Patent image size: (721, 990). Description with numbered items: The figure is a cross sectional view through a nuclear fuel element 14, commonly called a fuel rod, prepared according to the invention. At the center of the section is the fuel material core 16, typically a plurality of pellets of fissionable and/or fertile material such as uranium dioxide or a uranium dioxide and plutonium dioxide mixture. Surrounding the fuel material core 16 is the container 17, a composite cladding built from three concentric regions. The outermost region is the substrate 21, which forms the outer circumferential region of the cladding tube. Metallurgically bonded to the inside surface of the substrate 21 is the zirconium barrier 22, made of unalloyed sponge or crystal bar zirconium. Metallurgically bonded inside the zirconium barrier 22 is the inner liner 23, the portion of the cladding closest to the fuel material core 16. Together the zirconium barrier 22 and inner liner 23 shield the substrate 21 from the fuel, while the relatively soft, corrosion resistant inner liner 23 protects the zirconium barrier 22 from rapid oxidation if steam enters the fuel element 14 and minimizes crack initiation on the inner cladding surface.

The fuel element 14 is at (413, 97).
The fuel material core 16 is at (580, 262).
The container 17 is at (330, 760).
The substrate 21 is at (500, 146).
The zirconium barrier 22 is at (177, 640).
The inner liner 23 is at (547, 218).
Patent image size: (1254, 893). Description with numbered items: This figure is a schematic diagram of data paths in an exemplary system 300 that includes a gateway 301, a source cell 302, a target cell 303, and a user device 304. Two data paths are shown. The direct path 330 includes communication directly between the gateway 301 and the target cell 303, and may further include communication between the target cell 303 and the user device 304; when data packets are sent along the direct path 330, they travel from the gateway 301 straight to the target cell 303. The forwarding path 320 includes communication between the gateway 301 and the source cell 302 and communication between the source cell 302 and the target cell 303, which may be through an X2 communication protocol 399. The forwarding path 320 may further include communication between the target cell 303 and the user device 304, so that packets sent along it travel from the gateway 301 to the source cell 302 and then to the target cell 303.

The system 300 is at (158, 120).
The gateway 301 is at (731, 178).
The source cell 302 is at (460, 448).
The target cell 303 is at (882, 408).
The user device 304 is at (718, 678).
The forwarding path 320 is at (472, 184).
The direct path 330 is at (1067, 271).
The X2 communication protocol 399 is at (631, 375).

* DESCRIPTION OF THE TASK: Turn the material above into a Markdown table with two columns, Row and Line. Give each line its own numbered row and leave out the blank lines.

* COMPLETE RESPONSE:
| Row | Line |
|---|---|
| 1 | Patent image size: (721, 990). Description with numbered items: The figure is a cross sectional view through a nuclear fuel element 14, commonly called a fuel rod, prepared according to the invention. At the center of the section is the fuel material core 16, typically a plurality of pellets of fissionable and/or fertile material such as uranium dioxide or a uranium dioxide and plutonium dioxide mixture. Surrounding the fuel material core 16 is the container 17, a composite cladding built from three concentric regions. The outermost region is the substrate 21, which forms the outer circumferential region of the cladding tube. Metallurgically bonded to the inside surface of the substrate 21 is the zirconium barrier 22, made of unalloyed sponge or crystal bar zirconium. Metallurgically bonded inside the zirconium barrier 22 is the inner liner 23, the portion of the cladding closest to the fuel material core 16. Together the zirconium barrier 22 and inner liner 23 shield the substrate 21 from the fuel, while the relatively soft, corrosion resistant inner liner 23 protects the zirconium barrier 22 from rapid oxidation if steam enters the fuel element 14 and minimizes crack initiation on the inner cladding surface. |
| 2 | The fuel element 14 is at (413, 97). |
| 3 | The fuel material core 16 is at (580, 262). |
| 4 | The container 17 is at (330, 760). |
| 5 | The substrate 21 is at (500, 146). |
| 6 | The zirconium barrier 22 is at (177, 640). |
| 7 | The inner liner 23 is at (547, 218). |
| 8 | Patent image size: (1254, 893). Description with numbered items: This figure is a schematic diagram of data paths in an exemplary system 300 that includes a gateway 301, a source cell 302, a target cell 303, and a user device 304. Two data paths are shown. The direct path 330 includes communication directly between the gateway 301 and the target cell 303, and may further include communication between the target cell 303 and the user device 304; when data packets are sent along the direct path 330, they travel from the gateway 301 straight to the target cell 303. The forwarding path 320 includes communication between the gateway 301 and the source cell 302 and communication between the source cell 302 and the target cell 303, which may be through an X2 communication protocol 399. The forwarding path 320 may further include communication between the target cell 303 and the user device 304, so that packets sent along it travel from the gateway 301 to the source cell 302 and then to the target cell 303. |
| 9 | The system 300 is at (158, 120). |
| 10 | The gateway 301 is at (731, 178). |
| 11 | The source cell 302 is at (460, 448). |
| 12 | The target cell 303 is at (882, 408). |
| 13 | The user device 304 is at (718, 678). |
| 14 | The forwarding path 320 is at (472, 184). |
| 15 | The direct path 330 is at (1067, 271). |
| 16 | The X2 communication protocol 399 is at (631, 375). |